### BRIEF
From the listing below, pull out every line where the string "between" appears.

• • • •

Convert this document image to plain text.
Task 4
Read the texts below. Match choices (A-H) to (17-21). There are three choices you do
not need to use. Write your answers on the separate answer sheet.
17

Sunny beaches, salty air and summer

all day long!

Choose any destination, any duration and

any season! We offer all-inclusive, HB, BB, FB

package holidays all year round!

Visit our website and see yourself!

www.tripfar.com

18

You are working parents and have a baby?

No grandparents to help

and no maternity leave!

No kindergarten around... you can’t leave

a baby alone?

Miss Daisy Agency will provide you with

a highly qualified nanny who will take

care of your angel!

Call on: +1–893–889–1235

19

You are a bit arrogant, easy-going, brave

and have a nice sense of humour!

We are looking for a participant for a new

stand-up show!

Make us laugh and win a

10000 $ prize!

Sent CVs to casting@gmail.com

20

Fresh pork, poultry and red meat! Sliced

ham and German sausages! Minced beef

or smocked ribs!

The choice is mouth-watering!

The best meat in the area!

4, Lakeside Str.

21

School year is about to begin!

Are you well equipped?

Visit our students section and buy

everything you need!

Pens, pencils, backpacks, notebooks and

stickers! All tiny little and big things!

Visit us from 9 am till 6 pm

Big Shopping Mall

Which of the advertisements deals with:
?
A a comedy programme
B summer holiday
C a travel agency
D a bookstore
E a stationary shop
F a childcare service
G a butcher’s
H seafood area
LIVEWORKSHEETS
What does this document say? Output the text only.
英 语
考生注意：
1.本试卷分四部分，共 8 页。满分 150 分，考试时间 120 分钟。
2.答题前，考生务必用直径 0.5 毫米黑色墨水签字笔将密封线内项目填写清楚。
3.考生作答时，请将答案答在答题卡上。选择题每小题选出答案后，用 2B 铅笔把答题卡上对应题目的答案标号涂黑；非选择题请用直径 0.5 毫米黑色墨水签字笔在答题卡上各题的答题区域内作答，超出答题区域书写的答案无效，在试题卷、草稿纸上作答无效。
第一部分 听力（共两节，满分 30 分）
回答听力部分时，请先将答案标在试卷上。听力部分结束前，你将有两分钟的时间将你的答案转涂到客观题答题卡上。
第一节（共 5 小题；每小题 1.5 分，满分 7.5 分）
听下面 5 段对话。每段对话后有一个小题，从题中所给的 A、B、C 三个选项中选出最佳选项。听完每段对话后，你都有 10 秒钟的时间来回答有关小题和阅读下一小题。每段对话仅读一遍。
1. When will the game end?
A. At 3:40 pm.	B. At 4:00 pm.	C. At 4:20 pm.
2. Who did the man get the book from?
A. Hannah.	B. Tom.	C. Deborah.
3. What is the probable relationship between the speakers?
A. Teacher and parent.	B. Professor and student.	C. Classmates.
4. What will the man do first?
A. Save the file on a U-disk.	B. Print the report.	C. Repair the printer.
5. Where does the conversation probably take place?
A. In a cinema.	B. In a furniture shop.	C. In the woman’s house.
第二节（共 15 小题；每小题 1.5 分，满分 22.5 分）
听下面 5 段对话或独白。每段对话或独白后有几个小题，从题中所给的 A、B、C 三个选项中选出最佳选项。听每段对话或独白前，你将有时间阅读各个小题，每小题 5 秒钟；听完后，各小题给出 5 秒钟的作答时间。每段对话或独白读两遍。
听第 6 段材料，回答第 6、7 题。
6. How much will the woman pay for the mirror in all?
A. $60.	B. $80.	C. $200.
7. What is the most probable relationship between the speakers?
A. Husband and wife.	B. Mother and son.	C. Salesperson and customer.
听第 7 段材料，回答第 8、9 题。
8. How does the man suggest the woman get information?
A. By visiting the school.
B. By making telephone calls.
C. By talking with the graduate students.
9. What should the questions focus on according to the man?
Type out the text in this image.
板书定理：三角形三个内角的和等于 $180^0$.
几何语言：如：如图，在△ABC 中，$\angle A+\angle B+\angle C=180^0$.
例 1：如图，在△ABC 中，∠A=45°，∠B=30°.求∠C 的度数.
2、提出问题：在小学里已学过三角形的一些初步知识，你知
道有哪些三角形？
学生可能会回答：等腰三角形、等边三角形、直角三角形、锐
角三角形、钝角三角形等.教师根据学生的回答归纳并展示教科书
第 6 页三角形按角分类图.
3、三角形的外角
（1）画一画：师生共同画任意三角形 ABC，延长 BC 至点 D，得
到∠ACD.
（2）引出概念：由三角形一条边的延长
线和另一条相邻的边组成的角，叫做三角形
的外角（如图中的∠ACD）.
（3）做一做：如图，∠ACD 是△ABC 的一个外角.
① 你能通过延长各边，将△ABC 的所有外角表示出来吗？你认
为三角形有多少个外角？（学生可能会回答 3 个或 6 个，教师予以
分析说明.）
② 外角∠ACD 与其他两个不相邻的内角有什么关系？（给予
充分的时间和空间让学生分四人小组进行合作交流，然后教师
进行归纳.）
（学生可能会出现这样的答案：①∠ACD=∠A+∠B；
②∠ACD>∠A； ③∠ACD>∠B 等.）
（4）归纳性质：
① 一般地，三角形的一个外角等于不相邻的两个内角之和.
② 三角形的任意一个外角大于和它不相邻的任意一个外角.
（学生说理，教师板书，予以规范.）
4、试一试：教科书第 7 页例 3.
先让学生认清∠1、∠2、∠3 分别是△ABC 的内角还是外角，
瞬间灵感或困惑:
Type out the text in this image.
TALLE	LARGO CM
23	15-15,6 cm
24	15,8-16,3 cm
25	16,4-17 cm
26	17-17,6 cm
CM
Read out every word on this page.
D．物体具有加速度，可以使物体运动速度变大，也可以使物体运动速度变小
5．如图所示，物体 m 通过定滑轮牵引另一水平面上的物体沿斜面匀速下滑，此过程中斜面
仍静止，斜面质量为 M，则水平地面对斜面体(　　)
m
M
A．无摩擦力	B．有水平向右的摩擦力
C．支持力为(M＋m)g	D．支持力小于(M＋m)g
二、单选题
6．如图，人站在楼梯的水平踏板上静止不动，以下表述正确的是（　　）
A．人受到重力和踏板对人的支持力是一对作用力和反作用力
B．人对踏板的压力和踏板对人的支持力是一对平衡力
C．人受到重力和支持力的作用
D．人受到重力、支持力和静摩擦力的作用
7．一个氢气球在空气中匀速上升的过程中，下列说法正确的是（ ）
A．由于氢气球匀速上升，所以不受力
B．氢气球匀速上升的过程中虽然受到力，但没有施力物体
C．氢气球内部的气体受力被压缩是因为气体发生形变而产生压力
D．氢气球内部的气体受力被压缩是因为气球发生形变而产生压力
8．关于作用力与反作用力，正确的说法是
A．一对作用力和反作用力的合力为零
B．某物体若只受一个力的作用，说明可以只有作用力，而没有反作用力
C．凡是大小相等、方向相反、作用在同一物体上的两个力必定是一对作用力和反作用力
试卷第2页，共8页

• • • •

### EXPECTED ANSWER
3. What is the probable relationship between the speakers?
7. What is the most probable relationship between the speakers?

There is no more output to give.